▶ _TASK_: Extend the fair use email past its final sentence, keeping its voice and subject.

▶ _TEXT_:
--------

Response to Sara Hindmarch

Subject: Response to Sara Hindmarch
From: "Harper, Georgia" <GHARPER@xxxxxxxxxxxx>
Date: Fri, 10 Feb 2006 14:27:33 -0600
Sara:



There are cases on the issue of what constitutes incidental use (which
is a fair use), and you can be pointed to them, but the real issue is
going to be risk tolerance. See the discussion of this very type of
circumstance in Lessig's Free Culture, Chapter 7, pp. 95 - 99 (available
online under a Creative Commons license, for free --
http://www.free-culture.cc/freeculture.pdf).



Before you commit to getting permission for 2, or at most 5 seconds of a
work of art on display in a public museum as a camera pans the gallery
space, please read the recently completed Documentary Filmmakers' Best
Practices in Fair Use at
http://www.centerforsocialmedia.org/rock/backgrounddocs/bestpractices.pd

f.

--------

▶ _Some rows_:
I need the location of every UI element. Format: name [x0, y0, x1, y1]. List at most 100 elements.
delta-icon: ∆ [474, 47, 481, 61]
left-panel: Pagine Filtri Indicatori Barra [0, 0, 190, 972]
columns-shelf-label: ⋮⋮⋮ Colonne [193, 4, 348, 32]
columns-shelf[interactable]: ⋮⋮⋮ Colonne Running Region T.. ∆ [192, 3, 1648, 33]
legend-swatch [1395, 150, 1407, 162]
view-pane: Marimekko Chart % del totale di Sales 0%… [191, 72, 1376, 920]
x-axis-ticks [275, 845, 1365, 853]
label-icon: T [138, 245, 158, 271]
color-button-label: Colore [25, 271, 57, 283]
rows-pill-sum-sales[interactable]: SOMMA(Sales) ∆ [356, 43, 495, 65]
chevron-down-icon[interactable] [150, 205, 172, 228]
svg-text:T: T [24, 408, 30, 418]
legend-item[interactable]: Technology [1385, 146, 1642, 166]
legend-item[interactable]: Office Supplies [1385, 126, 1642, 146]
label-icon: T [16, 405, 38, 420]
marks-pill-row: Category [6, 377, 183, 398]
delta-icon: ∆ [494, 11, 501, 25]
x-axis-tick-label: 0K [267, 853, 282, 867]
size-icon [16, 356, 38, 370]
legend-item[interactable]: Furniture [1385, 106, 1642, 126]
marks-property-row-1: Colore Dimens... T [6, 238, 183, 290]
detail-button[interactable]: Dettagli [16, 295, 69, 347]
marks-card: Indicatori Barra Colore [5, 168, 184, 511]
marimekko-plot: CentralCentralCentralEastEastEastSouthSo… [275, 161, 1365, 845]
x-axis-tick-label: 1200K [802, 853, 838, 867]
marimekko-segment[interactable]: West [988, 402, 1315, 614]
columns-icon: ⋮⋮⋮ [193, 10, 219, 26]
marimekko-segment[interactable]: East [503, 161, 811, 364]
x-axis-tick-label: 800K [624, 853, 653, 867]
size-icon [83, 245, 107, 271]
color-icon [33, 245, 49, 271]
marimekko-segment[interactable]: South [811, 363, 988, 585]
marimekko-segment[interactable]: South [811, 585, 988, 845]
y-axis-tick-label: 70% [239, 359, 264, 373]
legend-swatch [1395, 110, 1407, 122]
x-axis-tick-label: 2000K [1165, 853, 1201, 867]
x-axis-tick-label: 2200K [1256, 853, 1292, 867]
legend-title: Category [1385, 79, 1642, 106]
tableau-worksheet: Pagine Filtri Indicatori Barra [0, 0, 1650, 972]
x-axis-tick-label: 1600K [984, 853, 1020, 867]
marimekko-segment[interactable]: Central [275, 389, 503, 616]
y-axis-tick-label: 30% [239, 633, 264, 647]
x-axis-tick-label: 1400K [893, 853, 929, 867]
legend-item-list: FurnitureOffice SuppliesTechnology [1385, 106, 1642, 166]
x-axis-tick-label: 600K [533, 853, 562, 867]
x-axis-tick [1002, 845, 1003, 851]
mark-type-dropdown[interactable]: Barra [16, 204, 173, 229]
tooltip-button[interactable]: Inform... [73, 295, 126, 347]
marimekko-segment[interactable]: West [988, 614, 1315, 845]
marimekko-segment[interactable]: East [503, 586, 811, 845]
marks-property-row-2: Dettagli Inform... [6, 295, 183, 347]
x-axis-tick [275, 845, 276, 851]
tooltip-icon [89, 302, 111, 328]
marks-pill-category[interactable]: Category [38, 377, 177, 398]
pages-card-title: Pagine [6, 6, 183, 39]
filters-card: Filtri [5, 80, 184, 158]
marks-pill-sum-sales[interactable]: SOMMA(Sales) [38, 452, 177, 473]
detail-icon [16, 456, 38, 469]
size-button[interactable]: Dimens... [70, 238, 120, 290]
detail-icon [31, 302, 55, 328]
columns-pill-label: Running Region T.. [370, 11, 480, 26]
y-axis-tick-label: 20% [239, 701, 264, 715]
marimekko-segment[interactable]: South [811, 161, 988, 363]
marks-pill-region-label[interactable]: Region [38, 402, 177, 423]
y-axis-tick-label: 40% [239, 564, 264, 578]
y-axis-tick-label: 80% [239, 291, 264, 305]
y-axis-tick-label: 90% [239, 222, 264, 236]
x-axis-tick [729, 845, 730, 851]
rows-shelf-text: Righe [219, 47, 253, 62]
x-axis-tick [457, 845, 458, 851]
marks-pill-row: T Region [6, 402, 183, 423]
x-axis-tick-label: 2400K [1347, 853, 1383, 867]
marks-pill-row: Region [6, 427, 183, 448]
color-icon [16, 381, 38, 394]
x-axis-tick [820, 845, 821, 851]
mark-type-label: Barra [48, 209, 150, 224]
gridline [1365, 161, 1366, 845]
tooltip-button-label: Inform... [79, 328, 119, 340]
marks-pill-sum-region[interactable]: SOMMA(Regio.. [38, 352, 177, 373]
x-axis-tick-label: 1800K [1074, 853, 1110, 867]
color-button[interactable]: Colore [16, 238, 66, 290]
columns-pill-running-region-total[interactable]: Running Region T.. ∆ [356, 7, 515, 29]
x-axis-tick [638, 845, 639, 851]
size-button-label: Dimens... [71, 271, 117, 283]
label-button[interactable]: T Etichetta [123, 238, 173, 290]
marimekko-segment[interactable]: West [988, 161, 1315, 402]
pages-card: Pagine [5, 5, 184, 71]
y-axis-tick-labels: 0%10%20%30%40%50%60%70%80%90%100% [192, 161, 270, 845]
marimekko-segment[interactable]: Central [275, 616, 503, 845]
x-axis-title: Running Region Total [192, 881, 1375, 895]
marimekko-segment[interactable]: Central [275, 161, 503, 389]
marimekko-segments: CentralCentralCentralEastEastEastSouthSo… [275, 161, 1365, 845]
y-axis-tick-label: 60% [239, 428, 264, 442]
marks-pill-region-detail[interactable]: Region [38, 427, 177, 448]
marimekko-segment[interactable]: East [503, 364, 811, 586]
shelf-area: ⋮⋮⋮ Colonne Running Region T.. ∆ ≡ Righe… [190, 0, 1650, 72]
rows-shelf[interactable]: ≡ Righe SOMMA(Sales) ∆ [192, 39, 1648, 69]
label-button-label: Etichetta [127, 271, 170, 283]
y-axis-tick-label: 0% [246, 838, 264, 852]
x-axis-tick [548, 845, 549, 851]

--------

▶ _RESPONSE TO THE EXERCISE_:
The subject matter (documentary films) isn't precisely your subject
matter, but the concepts are broadly applicable to creative uses of
other's materials. The culture of narrowly defining fair use (including
narrowly defining each of its 4 factors), of getting permission for
every single use no matter how incidental, no matter how small, no
matter how insignificant, in both nonprofit and commercial filmmaking,
is not without its societal cost (above and beyond the cost to the
person seeking permission). Please have a look and then think about it.

Risk tolerance has a role to play in creative endeavors - even if they
directly or indirectly raise revenues.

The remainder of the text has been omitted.